### Instructions for the task:
The entries below should be transcribed in their entirety, exactly as written.

---------- Information provided ----------

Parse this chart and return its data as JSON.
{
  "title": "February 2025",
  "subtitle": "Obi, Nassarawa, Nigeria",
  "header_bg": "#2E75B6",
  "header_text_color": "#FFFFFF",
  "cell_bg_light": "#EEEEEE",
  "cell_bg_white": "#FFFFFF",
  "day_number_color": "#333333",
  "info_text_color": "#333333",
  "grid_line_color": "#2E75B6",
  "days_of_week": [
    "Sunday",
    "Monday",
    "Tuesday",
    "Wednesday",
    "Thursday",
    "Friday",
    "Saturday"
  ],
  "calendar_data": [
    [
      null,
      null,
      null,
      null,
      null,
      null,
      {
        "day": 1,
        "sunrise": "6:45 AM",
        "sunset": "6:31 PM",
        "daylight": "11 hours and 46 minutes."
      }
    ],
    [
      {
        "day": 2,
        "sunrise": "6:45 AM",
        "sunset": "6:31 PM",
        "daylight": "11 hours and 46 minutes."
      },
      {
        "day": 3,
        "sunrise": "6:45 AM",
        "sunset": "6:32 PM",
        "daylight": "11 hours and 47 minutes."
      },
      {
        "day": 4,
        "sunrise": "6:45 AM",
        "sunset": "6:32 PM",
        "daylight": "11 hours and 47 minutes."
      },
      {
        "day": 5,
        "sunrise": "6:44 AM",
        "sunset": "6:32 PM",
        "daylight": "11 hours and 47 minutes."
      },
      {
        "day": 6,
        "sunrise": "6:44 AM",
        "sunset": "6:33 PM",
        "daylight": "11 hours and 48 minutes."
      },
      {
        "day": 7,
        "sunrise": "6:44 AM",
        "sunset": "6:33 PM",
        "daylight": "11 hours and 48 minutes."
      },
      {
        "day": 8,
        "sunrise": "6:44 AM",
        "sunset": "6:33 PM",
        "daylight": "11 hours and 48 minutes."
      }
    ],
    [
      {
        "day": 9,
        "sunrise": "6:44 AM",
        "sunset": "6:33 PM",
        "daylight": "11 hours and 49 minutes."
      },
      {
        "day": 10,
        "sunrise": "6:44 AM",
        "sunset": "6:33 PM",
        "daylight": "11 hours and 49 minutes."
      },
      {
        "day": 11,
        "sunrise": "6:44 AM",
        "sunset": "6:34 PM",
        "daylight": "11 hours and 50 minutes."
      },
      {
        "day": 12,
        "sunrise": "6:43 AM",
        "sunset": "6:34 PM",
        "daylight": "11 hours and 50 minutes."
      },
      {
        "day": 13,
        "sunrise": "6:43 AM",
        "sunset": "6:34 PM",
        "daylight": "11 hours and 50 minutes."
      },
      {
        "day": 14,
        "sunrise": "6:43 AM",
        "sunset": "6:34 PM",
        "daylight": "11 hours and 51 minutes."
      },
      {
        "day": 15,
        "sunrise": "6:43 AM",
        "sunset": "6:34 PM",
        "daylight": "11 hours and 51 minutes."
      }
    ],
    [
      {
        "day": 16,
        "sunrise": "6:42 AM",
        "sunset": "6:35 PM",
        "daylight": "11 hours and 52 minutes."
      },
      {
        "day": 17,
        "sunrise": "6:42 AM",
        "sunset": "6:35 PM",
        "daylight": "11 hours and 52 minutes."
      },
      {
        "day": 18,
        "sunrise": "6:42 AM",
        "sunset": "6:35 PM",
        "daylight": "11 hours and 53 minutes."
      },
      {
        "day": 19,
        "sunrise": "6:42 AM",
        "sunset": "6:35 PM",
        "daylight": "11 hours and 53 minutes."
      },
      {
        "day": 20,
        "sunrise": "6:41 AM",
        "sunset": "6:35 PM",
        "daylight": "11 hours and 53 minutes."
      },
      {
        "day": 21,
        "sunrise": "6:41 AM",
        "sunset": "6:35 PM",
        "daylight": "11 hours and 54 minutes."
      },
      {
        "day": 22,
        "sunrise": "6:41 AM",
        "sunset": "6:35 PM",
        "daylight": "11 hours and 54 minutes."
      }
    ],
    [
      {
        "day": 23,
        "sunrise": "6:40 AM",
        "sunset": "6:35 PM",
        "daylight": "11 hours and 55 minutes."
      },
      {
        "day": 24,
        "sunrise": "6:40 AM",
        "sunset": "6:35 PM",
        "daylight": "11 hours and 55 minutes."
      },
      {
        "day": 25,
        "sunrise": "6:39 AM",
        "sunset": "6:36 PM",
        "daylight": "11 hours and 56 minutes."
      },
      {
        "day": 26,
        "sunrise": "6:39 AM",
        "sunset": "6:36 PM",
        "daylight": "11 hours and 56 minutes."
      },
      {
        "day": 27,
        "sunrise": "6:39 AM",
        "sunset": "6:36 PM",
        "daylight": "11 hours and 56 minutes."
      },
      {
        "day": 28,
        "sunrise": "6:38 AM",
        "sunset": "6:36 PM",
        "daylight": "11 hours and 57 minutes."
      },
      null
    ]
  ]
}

----------

### Exercise solution:
Parse this chart and return its data as JSON.
{
  "title": "February 2025",
  "subtitle": "Obi, Nassarawa, Nigeria",
  "header_bg": "#2E75B6",
  "header_text_color": "#FFFFFF",
  "cell_bg_light": "#EEEEEE",
  "cell_bg_white": "#FFFFFF",
  "day_number_color": "#333333",
  "info_text_color": "#333333",
  "grid_line_color": "#2E75B6",
  "days_of_week": [
    "Sunday",
    "Monday",
    "Tuesday",
    "Wednesday",
    "Thursday",
    "Friday",
    "Saturday"
  ],
  "calendar_data": [
    [
      null,
      null,
      null,
      null,
      null,
      null,
      {
        "day": 1,
        "sunrise": "6:45 AM",
        "sunset": "6:31 PM",
        "daylight": "11 hours and 46 minutes."
      }
    ],
    [
      {
        "day": 2,
        "sunrise": "6:45 AM",
        "sunset": "6:31 PM",
        "daylight": "11 hours and 46 minutes."
      },
      {
        "day": 3,
        "sunrise": "6:45 AM",
        "sunset": "6:32 PM",
        "daylight": "11 hours and 47 minutes."
      },
      {
        "day": 4,
        "sunrise": "6:45 AM",
        "sunset": "6:32 PM",
        "daylight": "11 hours and 47 minutes."
      },
      {
        "day": 5,
        "sunrise": "6:44 AM",
        "sunset": "6:32 PM",
        "daylight": "11 hours and 47 minutes."
      },
      {
        "day": 6,
        "sunrise": "6:44 AM",
        "sunset": "6:33 PM",
        "daylight": "11 hours and 48 minutes."
      },
      {
        "day": 7,
        "sunrise": "6:44 AM",
        "sunset": "6:33 PM",
        "daylight": "11 hours and 48 minutes."
      },
      {
        "day": 8,
        "sunrise": "6:44 AM",
        "sunset": "6:33 PM",
        "daylight": "11 hours and 48 minutes."
      }
    ],
    [
      {
        "day": 9,
        "sunrise": "6:44 AM",
        "sunset": "6:33 PM",
        "daylight": "11 hours and 49 minutes."
      },
      {
        "day": 10,
        "sunrise": "6:44 AM",
        "sunset": "6:33 PM",
        "daylight": "11 hours and 49 minutes."
      },
      {
        "day": 11,
        "sunrise": "6:44 AM",
        "sunset": "6:34 PM",
        "daylight": "11 hours and 50 minutes."
      },
      {
        "day": 12,
        "sunrise": "6:43 AM",
        "sunset": "6:34 PM",
        "daylight": "11 hours and 50 minutes."
      },
      {
        "day": 13,
        "sunrise": "6:43 AM",
        "sunset": "6:34 PM",
        "daylight": "11 hours and 50 minutes."
      },
      {
        "day": 14,
        "sunrise": "6:43 AM",
        "sunset": "6:34 PM",
        "daylight": "11 hours and 51 minutes."
      },
      {
        "day": 15,
        "sunrise": "6:43 AM",
        "sunset": "6:34 PM",
        "daylight": "11 hours and 51 minutes."
      }
    ],
    [
      {
        "day": 16,
        "sunrise": "6:42 AM",
        "sunset": "6:35 PM",
        "daylight": "11 hours and 52 minutes."
      },
      {
        "day": 17,
        "sunrise": "6:42 AM",
        "sunset": "6:35 PM",
        "daylight": "11 hours and 52 minutes."
      },
      {
        "day": 18,
        "sunrise": "6:42 AM",
        "sunset": "6:35 PM",
        "daylight": "11 hours and 53 minutes."
      },
      {
        "day": 19,
        "sunrise": "6:42 AM",
        "sunset": "6:35 PM",
        "daylight": "11 hours and 53 minutes."
      },
      {
        "day": 20,
        "sunrise": "6:41 AM",
        "sunset": "6:35 PM",
        "daylight": "11 hours and 53 minutes."
      },
      {
        "day": 21,
        "sunrise": "6:41 AM",
        "sunset": "6:35 PM",
        "daylight": "11 hours and 54 minutes."
      },
      {
        "day": 22,
        "sunrise": "6:41 AM",
        "sunset": "6:35 PM",
        "daylight": "11 hours and 54 minutes."
      }
    ],
    [
      {
        "day": 23,
        "sunrise": "6:40 AM",
        "sunset": "6:35 PM",
        "daylight": "11 hours and 55 minutes."
      },
      {
        "day": 24,
        "sunrise": "6:40 AM",
        "sunset": "6:35 PM",
        "daylight": "11 hours and 55 minutes."
      },
      {
        "day": 25,
        "sunrise": "6:39 AM",
        "sunset": "6:36 PM",
        "daylight": "11 hours and 56 minutes."
      },
      {
        "day": 26,
        "sunrise": "6:39 AM",
        "sunset": "6:36 PM",
        "daylight": "11 hours and 56 minutes."
      },
      {
        "day": 27,
        "sunrise": "6:39 AM",
        "sunset": "6:36 PM",
        "daylight": "11 hours and 56 minutes."
      },
      {
        "day": 28,
        "sunrise": "6:38 AM",
        "sunset": "6:36 PM",
        "daylight": "11 hours and 57 minutes."
      },
      null
    ]
  ]
}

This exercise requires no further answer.